▸ **Request**:
Scan the records for the line containing "Parse this screenshot: output"; extract it and all later lines, verbatim, through the end, and nothing before it.

▸ **Data**:
┄┄┄┄┄┄┄┄┄┄┄┄┄┄┄┄┄┄┄┄
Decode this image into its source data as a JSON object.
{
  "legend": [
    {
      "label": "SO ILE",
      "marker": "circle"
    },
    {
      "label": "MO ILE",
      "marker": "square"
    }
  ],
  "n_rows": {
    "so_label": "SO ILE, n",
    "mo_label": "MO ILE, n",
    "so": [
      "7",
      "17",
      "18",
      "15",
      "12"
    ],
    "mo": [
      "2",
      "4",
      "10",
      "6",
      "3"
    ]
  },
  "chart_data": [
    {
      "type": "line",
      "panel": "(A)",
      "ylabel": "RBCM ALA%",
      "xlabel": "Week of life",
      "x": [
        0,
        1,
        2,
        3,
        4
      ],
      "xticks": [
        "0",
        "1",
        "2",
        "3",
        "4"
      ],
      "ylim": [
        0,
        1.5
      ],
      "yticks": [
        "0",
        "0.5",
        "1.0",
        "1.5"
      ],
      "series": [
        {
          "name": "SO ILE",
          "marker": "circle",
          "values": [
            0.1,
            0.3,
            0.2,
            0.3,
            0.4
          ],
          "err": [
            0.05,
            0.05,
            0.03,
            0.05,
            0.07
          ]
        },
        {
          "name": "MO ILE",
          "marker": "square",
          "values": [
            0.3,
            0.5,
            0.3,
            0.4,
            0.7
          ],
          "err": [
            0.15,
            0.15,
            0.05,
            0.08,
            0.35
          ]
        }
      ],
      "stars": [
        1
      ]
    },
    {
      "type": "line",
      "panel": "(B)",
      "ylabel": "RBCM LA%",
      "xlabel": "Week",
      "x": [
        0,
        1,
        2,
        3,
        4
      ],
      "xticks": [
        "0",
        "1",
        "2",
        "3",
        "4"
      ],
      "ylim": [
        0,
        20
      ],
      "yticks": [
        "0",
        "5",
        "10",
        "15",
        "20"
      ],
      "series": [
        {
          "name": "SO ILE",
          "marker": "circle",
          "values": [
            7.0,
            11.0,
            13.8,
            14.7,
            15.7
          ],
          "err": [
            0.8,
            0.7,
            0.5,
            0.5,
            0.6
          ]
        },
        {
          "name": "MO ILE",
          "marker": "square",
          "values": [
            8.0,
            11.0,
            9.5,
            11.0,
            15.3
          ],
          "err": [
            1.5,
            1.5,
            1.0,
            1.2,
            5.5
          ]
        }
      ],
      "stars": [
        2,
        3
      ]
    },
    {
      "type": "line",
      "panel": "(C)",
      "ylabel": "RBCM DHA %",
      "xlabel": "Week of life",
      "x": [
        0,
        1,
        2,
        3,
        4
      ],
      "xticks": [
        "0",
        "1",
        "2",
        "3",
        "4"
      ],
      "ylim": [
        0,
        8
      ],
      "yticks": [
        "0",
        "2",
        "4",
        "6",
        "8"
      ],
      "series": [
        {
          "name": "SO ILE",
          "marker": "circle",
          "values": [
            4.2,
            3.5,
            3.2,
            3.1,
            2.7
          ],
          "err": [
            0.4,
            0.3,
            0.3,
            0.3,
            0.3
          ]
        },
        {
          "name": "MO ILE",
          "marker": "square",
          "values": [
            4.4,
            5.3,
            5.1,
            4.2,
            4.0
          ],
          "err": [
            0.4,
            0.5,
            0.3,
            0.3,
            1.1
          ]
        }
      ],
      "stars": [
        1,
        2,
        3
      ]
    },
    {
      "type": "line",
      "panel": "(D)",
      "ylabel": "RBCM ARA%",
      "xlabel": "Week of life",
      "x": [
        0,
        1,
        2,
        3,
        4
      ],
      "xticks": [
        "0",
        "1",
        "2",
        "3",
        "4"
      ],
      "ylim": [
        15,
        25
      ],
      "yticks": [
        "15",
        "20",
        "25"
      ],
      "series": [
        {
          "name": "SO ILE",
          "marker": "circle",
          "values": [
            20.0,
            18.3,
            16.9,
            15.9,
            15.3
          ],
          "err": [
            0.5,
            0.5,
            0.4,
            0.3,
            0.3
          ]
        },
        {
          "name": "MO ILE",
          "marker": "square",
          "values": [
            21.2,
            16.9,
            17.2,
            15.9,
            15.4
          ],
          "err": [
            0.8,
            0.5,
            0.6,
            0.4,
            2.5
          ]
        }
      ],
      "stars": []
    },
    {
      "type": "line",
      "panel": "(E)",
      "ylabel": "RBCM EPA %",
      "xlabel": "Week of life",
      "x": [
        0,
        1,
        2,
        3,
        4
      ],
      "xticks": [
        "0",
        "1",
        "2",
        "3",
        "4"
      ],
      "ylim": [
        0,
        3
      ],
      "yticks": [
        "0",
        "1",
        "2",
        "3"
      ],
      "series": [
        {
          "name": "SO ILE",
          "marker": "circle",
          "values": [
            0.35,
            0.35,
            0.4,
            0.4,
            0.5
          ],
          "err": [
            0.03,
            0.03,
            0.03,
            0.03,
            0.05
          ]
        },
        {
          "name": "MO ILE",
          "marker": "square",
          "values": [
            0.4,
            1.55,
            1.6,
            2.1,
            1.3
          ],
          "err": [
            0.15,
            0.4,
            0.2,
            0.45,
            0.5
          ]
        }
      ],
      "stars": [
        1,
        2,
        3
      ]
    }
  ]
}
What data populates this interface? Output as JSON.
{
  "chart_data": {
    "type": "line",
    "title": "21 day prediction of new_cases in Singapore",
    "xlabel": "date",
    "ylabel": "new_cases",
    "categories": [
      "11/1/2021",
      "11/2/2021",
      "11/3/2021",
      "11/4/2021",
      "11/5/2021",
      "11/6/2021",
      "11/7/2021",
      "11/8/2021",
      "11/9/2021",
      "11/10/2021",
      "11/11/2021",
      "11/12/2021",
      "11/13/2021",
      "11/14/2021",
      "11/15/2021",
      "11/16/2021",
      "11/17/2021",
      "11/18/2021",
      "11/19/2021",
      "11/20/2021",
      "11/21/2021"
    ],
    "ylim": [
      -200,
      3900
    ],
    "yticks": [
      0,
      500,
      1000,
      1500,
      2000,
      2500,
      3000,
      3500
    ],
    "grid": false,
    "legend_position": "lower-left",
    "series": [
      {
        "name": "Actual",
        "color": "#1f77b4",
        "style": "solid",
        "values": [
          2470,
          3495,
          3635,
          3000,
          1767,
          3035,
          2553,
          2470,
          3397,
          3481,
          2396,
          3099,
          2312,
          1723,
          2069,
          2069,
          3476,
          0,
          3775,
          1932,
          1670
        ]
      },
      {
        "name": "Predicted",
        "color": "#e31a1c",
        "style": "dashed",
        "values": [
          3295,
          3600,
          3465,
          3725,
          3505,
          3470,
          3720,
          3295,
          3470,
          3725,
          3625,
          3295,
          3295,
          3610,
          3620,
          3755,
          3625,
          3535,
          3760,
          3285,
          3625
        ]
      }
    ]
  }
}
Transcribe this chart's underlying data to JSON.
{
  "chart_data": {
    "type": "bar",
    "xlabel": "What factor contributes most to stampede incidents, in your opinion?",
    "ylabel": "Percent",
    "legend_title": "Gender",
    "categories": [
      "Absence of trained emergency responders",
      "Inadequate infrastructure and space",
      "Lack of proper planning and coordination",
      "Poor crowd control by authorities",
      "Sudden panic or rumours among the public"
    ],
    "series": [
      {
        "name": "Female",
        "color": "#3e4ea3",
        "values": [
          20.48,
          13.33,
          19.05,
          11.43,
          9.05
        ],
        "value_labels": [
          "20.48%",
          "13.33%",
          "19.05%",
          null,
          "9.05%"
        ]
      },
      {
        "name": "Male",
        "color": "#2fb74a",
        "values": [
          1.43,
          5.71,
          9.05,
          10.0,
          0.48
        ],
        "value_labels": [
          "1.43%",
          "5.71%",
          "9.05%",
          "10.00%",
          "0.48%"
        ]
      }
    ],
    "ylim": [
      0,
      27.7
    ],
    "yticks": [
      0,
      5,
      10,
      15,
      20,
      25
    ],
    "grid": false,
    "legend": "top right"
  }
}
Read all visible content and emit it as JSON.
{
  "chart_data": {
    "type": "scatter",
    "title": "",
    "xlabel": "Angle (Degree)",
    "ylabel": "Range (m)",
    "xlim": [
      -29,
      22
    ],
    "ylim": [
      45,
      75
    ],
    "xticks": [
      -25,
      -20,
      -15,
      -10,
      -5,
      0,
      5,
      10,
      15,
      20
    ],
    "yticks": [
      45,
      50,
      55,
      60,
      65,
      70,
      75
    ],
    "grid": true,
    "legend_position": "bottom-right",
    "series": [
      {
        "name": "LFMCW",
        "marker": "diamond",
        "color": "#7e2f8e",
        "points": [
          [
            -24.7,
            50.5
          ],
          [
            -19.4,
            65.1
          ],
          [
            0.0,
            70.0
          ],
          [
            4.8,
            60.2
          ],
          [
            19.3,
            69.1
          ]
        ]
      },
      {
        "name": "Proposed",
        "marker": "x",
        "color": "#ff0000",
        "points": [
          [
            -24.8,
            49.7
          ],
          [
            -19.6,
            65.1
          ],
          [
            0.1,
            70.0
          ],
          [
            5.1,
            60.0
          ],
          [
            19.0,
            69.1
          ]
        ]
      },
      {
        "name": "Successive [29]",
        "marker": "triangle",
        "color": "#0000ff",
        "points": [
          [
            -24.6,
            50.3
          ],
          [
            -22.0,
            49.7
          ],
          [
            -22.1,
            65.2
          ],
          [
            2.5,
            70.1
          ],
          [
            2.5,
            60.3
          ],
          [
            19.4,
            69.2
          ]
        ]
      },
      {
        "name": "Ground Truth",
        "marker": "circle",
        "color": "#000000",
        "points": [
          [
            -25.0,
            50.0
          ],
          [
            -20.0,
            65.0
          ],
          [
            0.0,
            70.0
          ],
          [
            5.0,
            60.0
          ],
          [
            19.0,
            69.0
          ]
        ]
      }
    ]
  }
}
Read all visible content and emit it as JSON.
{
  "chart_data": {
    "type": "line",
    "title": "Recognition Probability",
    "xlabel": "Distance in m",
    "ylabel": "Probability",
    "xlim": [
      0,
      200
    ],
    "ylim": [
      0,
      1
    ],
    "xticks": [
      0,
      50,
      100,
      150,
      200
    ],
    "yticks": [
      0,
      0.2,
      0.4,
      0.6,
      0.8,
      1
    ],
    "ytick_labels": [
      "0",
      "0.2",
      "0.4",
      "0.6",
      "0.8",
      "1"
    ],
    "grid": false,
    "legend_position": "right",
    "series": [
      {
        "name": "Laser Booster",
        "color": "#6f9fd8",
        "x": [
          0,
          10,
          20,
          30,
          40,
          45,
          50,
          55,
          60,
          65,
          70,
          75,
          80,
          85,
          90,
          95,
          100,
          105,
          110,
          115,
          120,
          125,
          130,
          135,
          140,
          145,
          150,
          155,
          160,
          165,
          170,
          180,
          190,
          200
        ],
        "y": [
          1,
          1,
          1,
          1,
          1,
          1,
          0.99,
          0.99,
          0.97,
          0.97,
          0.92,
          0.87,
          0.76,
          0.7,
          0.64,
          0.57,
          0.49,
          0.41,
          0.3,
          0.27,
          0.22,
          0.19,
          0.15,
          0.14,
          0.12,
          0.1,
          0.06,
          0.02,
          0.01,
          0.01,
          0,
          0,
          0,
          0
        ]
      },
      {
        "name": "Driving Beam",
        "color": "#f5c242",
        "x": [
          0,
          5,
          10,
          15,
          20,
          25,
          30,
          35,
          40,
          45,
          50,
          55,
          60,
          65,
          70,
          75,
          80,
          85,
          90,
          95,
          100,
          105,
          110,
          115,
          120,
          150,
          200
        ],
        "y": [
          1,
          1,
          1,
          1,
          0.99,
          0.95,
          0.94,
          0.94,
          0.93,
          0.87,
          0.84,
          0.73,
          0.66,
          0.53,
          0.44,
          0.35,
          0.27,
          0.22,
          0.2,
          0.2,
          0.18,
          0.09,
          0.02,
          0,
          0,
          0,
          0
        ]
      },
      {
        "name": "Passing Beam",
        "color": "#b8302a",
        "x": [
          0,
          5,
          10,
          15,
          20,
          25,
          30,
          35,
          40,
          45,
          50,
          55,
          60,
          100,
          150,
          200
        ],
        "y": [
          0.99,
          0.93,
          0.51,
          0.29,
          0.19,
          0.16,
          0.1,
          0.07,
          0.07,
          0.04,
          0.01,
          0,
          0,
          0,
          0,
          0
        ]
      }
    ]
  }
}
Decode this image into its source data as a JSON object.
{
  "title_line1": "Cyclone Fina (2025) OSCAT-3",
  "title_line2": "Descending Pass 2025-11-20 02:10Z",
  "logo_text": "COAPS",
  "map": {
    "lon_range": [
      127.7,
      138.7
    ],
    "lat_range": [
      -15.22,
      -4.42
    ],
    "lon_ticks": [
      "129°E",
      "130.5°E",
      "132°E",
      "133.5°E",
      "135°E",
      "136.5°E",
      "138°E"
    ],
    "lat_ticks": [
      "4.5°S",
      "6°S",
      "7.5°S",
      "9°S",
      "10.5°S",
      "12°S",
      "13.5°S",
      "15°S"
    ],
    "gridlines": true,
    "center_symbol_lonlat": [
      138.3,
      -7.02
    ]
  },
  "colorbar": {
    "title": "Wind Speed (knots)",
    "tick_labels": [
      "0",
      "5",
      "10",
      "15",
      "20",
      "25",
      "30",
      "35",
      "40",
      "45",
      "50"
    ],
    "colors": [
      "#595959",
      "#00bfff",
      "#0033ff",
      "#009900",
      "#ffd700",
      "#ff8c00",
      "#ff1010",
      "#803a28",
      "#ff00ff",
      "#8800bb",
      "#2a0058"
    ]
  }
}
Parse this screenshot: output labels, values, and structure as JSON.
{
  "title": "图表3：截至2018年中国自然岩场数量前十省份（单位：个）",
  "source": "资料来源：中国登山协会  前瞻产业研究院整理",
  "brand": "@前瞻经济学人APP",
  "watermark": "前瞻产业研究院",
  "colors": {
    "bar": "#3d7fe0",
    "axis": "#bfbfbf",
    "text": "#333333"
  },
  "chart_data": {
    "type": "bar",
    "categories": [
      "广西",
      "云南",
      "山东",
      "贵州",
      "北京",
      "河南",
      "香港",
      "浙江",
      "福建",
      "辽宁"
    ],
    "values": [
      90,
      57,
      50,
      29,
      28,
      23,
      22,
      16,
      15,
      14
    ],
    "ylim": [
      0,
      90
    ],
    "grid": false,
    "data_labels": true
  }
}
┄┄┄┄┄┄┄┄┄┄┄┄┄┄┄┄┄┄┄┄
▸ **Full solution**:
Parse this screenshot: output labels, values, and structure as JSON.
{
  "title": "图表3：截至2018年中国自然岩场数量前十省份（单位：个）",
  "source": "资料来源：中国登山协会  前瞻产业研究院整理",
  "brand": "@前瞻经济学人APP",
  "watermark": "前瞻产业研究院",
  "colors": {
    "bar": "#3d7fe0",
    "axis": "#bfbfbf",
    "text": "#333333"
  },
  "chart_data": {
    "type": "bar",
    "categories": [
      "广西",
      "云南",
      "山东",
      "贵州",
      "北京",
      "河南",
      "香港",
      "浙江",
      "福建",
      "辽宁"
    ],
    "values": [
      90,
      57,
      50,
      29,
      28,
      23,
      22,
      16,
      15,
      14
    ],
    "ylim": [
      0,
      90
    ],
    "grid": false,
    "data_labels": true
  }
}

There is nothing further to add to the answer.